- **DOCUMENT PASSAGE**
Ocaml plugin loader, from ocaml source file. Wrapper around Dynlink module, including on the fly async ocaml compilation.
This is a low level module, casual user should rather use 'Ocaml_compiler' apart from Make to create a dedicated Plugin loader.
mutable type for loading ocaml modules.
Currently this library works with native code only. Called in bytecode,
the function create
will return the following exception as an error result.
The convention over the name of the executable inside the archive. All are native executables (.opt)
Cleaning the files generated by this Ocaml_dynloader.t from the begining of his life, and try to remove the directory if it is empty once the files have been removed. Doesn't fail if the directory contains other files, keep them and keep the directory in that case. Once cleaned, you cannot use a dynloader anymore, you should just leave it alone and let it be collected by the GC at some point. Using a cleaned dynloader will result in an error.
The type t
is the type of a first level module you want to load.
This is typically the type of your expected config file, as a top level
ocaml module.
The field repr
is the concrete OCaml syntax for this module type.
The field univ_constr
is used to constr and match_ values of type t, embedded
in a value of type Univ.t.
The field univ_constr_repr
is the concrete OCaml syntax for the field univ_constr
.
Example : CUSTOM(module) M : A.S defined in the library "mylib.cmxa".
module My_config_loader = Ocaml_plugin.Ocaml_dynloader.Make (
struct
type t = (module A.S)
let repr = "Mylib.A.S"
let univ_constr = A.univ_constr
let univ_constr_repr = "Mylib.A.univ_constr"
end)
repr
and univ_constr_repr
should be contain complete paths, as it would be
used by an ocaml file to link with the shared cmi files, in particular be aware
that if you have some 'open' statements in your file, you might have different
t and repr, which is a bad practice.
If the module type A.M_intf
is defined in a package, you would need
to add it in the repr, as it is part of the complete path of the module type
("Mylib" in the example).
find_dependencies t file
uses ocamldep to compute the list of .ml and .mli files
that file
depends on transitively, which you can then pass to load_ocaml_src_files
.
file
must be an .ml file, and all the files it depend on must be in the same folder.
Load a bunch of ocaml files source files (.ml + .mli). The last module's signature
should be compatible with the signature X.repr
. If the type does not match, there
will be an error during OCaml compilation. The files are copied into the compilation
directory, and compiled versus a generated mli file including the relevant module
signature. This generated file is then dynlinked with the current executable.

- **EXCERPTED DATA**
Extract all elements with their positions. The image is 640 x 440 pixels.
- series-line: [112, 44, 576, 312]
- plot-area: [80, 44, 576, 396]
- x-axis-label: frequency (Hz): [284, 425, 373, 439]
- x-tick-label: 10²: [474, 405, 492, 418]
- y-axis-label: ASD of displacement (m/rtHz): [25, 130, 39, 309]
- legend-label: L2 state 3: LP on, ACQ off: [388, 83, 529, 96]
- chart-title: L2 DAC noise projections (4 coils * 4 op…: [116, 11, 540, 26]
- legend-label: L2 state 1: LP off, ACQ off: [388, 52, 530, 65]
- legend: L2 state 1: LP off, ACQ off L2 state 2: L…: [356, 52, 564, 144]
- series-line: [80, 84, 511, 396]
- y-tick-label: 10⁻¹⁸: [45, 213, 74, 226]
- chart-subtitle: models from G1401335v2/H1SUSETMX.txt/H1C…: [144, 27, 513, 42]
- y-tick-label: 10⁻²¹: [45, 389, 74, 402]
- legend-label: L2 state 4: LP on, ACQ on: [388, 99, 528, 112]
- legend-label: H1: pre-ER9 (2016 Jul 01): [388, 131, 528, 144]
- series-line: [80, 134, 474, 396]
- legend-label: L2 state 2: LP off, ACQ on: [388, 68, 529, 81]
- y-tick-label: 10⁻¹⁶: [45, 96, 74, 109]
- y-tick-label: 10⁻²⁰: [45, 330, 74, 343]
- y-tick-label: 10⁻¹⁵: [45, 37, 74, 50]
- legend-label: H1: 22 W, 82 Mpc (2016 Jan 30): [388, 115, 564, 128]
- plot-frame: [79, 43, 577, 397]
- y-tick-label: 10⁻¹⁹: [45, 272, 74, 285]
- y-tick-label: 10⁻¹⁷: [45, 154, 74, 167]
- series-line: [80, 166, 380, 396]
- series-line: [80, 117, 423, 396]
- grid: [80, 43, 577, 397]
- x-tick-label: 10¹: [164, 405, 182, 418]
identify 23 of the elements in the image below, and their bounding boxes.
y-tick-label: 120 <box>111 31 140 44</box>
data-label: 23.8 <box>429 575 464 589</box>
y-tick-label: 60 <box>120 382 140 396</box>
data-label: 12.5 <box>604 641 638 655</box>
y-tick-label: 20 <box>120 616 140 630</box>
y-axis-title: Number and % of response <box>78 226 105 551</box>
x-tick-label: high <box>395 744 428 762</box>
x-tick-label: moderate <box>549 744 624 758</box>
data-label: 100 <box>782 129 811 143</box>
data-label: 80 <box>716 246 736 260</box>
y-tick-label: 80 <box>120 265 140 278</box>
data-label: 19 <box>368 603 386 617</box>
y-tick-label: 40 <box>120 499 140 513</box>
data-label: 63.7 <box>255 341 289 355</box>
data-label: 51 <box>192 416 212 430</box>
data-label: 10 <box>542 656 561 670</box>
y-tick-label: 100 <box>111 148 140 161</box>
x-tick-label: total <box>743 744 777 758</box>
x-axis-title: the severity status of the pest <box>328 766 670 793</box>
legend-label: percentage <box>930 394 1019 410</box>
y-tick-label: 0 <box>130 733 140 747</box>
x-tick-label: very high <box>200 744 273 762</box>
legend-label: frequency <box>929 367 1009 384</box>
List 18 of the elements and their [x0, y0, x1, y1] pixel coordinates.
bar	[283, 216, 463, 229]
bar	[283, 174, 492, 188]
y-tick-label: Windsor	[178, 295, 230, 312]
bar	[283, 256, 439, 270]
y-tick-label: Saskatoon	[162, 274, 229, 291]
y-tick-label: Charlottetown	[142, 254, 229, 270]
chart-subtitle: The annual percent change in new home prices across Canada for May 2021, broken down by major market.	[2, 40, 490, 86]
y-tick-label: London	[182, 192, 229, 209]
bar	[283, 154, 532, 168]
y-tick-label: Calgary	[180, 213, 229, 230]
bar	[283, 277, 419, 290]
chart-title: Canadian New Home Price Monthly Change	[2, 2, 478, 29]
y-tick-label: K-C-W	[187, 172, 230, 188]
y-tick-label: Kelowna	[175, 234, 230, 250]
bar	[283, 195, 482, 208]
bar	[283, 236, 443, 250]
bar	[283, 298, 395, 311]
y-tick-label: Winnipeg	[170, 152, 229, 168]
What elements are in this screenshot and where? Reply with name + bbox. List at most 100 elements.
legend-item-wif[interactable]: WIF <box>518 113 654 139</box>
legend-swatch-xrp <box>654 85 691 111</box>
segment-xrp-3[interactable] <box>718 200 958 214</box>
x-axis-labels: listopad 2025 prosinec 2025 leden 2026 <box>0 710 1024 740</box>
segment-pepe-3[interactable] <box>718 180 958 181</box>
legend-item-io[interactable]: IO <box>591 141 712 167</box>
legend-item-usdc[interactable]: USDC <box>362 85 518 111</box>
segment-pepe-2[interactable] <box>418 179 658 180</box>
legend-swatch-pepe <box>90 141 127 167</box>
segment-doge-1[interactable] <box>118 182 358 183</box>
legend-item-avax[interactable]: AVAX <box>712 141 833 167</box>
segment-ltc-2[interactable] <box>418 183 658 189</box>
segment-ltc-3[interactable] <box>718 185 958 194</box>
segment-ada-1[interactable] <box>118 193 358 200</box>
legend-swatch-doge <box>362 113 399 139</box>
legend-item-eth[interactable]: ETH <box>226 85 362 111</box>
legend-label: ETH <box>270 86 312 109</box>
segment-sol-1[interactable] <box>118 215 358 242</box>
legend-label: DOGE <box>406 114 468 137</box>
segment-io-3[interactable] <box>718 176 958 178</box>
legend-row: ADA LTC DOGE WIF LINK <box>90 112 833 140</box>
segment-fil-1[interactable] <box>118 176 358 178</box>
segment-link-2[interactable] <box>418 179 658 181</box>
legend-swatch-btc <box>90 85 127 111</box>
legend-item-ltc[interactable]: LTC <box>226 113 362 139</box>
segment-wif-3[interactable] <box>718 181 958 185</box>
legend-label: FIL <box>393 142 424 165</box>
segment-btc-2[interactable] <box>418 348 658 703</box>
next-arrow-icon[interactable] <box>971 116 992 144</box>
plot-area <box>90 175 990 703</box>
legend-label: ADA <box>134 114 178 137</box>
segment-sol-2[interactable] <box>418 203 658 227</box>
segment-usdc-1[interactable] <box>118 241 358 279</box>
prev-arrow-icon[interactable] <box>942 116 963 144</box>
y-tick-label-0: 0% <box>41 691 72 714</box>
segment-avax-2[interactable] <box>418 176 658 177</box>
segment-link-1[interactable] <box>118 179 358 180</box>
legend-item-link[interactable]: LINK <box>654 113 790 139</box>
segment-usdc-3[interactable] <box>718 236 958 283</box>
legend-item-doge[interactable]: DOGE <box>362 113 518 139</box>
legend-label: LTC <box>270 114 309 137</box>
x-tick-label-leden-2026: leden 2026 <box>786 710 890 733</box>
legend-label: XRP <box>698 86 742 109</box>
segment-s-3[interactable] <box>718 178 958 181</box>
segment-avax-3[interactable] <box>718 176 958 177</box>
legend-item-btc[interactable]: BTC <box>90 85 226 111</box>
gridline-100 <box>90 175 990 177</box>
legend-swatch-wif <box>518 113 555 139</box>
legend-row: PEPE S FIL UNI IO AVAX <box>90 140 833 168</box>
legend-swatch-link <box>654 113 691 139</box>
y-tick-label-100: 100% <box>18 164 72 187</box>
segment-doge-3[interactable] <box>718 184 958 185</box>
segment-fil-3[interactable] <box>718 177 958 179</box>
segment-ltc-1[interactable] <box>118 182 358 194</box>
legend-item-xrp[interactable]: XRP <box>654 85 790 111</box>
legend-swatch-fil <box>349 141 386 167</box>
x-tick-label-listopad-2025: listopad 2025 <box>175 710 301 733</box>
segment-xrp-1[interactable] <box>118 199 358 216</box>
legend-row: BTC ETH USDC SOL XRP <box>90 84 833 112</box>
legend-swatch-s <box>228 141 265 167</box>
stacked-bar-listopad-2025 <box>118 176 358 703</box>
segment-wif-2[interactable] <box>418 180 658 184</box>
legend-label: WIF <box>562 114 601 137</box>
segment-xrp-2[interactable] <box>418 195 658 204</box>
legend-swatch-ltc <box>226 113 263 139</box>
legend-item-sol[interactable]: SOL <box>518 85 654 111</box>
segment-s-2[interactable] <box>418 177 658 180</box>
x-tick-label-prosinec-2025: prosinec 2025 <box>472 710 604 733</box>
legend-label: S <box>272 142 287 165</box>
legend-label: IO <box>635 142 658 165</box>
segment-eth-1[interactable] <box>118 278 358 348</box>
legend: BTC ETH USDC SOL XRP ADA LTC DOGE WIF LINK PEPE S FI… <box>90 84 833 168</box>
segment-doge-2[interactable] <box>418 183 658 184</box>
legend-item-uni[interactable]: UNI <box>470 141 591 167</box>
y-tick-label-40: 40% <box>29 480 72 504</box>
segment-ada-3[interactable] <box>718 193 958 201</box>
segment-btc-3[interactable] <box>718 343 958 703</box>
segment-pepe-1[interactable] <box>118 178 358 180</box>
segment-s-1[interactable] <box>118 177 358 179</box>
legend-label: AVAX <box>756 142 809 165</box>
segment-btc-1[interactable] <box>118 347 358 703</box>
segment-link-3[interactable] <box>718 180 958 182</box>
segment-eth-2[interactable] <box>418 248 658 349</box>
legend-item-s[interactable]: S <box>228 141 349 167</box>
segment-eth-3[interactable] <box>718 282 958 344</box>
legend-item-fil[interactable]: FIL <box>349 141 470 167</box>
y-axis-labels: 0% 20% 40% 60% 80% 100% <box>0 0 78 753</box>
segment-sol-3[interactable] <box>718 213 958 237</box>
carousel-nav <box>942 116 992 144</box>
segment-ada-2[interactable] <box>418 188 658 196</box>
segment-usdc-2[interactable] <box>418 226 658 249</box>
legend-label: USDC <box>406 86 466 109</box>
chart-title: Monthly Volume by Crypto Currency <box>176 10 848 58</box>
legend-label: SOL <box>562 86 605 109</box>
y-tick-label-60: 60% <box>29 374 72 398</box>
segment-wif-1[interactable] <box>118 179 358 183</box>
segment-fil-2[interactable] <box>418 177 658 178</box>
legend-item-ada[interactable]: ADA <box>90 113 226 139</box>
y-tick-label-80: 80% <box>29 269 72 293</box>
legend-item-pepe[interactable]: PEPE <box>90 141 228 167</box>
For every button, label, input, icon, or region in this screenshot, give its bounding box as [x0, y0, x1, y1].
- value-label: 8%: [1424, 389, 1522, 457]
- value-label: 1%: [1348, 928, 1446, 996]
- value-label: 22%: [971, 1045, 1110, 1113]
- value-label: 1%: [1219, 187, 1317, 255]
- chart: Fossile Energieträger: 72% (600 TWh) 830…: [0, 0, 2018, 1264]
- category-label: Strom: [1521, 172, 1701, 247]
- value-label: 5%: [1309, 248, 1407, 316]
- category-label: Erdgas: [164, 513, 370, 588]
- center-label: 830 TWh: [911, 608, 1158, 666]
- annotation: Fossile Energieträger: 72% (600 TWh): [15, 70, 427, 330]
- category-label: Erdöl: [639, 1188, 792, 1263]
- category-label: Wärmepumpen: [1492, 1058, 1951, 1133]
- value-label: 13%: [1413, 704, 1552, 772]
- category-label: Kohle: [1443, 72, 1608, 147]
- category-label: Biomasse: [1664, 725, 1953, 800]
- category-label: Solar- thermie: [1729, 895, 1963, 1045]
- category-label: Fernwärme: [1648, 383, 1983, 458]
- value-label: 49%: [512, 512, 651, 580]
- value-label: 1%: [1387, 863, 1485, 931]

- **WORK ITEM**
In the OCaml plugin loader documentation, which tool does find_dependencies use to compute the .ml and .mli files a given file depends on?

- **REPLY**
ocamldep